Given exercise
From the text on Luxembourg payment account terms below, quote the passage between "The central distinction" and "a professional capacity.", inclusive.

[START Text excerpt]

Luxembourg Payment Account Terms in Private Banking
Luxembourg payment account terms in private banking start with the definition of the account itself. Under Article 1, point 5, of the Luxembourg law of 10 November 2009 on payment services, as amended (“2009 Payment Services Law”), a payment account is an account held in the name of one or more payment service users and used for executing payment transactions. In private banking, this is typically the current account or cash account used for credit transfers, direct debits, cards, withdrawals, deposits and digital banking channels. A securities account, savings account or term deposit does not fall within that category if it does not allow direct execution of payment transactions.
The central distinction concerns the status of the account holder. A consumer is a natural person acting for purposes other than a commercial or professional activity. A non-consumer client may include a company, a wealth holding company, a société de participations financières (Soparfi), a société de gestion de patrimoine familial (SPF), a fund, a family vehicle or a person acting in a professional capacity.

[END Text excerpt]
[START Data provided]

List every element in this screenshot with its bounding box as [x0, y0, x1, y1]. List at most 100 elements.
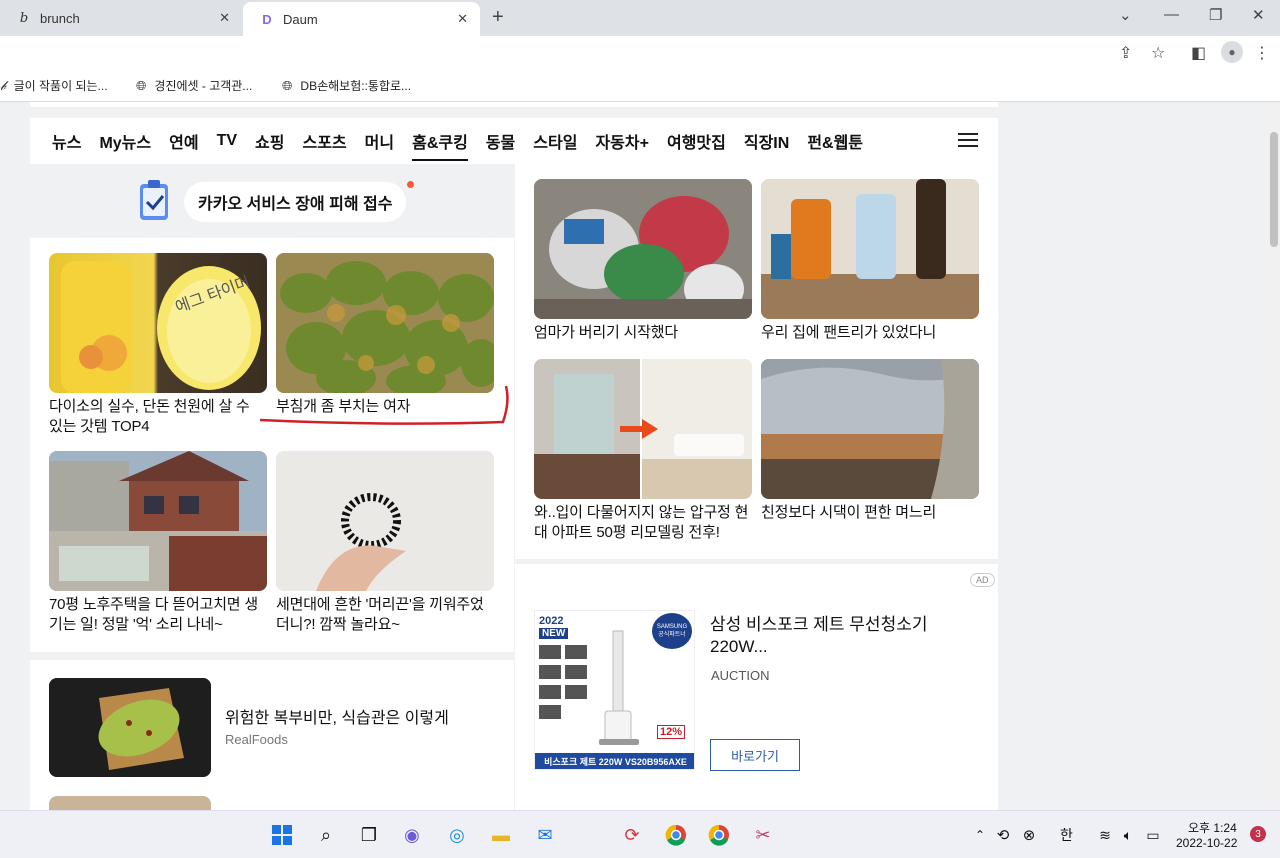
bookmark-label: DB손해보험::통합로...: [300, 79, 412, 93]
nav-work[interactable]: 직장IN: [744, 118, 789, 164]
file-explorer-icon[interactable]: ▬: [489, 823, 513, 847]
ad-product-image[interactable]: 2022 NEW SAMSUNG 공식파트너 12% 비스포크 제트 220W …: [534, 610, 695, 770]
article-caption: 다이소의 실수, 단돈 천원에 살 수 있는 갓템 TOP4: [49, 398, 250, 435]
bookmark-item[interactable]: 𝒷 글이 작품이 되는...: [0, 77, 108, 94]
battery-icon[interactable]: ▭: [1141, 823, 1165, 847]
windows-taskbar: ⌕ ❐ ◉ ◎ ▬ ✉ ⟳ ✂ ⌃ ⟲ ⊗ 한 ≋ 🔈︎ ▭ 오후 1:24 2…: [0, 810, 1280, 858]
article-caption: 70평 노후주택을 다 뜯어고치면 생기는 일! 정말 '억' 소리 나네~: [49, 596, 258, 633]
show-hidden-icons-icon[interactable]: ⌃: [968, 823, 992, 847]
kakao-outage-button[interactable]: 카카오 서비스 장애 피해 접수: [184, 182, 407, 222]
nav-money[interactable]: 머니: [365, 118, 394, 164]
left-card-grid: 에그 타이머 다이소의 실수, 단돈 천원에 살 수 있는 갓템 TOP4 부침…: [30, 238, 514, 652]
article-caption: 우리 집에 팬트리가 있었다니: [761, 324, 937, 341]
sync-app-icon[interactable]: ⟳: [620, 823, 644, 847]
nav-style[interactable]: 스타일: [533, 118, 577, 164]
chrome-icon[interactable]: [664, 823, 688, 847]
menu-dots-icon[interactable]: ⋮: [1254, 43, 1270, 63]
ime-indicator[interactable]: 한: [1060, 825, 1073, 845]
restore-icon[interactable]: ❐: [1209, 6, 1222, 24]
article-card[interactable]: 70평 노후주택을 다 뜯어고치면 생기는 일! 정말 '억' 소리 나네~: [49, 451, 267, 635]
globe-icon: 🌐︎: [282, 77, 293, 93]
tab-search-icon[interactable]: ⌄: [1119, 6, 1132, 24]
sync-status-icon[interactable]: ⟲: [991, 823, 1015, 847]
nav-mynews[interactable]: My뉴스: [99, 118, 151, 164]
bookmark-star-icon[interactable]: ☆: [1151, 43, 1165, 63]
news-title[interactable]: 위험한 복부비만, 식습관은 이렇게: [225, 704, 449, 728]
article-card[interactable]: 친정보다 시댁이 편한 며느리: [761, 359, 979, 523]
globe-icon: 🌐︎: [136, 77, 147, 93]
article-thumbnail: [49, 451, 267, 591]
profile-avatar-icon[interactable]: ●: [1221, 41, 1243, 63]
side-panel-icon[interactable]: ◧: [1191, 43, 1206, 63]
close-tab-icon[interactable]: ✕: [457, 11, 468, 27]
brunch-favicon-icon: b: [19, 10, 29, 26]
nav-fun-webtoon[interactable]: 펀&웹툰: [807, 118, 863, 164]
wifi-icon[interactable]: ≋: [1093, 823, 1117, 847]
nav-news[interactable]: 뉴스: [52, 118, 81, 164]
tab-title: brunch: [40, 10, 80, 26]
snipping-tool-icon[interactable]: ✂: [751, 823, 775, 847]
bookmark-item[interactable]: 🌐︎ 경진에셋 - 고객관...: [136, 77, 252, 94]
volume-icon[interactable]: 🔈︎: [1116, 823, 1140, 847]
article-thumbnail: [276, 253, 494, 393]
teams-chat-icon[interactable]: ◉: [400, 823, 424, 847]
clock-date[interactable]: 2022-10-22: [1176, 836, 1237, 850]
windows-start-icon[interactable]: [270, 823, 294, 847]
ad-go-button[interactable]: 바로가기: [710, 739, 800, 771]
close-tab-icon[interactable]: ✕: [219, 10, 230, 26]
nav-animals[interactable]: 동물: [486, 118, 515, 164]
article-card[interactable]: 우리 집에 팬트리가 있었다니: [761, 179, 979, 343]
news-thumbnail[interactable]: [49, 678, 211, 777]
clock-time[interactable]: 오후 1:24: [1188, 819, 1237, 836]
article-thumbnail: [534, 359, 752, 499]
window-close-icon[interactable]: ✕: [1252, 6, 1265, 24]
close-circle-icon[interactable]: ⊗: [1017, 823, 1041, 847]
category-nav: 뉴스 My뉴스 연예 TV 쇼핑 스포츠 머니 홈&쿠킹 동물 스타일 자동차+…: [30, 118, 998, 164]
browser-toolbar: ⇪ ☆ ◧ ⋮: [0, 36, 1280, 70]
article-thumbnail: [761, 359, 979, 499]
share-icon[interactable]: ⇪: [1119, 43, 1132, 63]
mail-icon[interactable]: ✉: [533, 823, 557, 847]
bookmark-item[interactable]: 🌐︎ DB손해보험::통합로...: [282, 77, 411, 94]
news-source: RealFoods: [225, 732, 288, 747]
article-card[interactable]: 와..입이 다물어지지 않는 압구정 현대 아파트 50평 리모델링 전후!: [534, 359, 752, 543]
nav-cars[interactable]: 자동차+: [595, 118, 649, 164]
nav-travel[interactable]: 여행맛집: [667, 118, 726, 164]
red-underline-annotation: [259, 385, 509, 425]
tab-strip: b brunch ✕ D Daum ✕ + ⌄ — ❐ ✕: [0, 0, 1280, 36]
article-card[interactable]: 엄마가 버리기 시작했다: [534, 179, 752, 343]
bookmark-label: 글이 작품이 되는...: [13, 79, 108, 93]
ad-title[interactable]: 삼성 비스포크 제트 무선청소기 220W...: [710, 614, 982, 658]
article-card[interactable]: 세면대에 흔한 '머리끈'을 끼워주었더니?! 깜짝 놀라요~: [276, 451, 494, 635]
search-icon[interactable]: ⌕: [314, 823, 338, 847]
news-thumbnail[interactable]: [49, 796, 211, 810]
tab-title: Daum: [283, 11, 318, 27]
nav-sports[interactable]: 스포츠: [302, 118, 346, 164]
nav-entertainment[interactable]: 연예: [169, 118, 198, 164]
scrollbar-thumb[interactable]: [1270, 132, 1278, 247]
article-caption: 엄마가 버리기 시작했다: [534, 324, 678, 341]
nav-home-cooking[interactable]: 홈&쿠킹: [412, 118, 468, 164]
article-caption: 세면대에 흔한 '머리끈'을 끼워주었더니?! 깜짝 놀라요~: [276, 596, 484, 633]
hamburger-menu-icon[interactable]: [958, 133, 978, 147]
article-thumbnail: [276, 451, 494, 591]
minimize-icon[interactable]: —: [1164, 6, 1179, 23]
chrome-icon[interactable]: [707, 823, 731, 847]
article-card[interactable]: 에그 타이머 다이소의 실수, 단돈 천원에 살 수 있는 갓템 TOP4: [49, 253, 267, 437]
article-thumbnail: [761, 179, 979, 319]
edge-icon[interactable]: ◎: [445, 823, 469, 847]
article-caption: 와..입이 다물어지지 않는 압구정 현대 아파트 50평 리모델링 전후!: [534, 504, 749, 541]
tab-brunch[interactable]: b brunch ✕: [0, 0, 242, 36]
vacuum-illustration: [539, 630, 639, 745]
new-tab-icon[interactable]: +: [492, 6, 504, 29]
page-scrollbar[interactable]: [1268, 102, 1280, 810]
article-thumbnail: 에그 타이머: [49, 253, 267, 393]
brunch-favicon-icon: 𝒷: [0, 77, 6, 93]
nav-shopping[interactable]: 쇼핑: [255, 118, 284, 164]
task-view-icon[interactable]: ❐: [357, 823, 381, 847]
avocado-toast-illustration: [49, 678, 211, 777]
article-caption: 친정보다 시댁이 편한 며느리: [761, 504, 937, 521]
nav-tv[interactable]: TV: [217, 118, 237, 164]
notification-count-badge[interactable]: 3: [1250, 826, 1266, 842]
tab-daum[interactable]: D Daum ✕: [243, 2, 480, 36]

[END Data provided]

The answer
The central distinction concerns the status of the account holder. A consumer is a natural person acting for purposes other than a commercial or professional activity. A non-consumer client may include a company, a wealth holding company, a société de participations financières (Soparfi), a société de gestion de patrimoine familial (SPF), a fund, a family vehicle or a person acting in a professional capacity.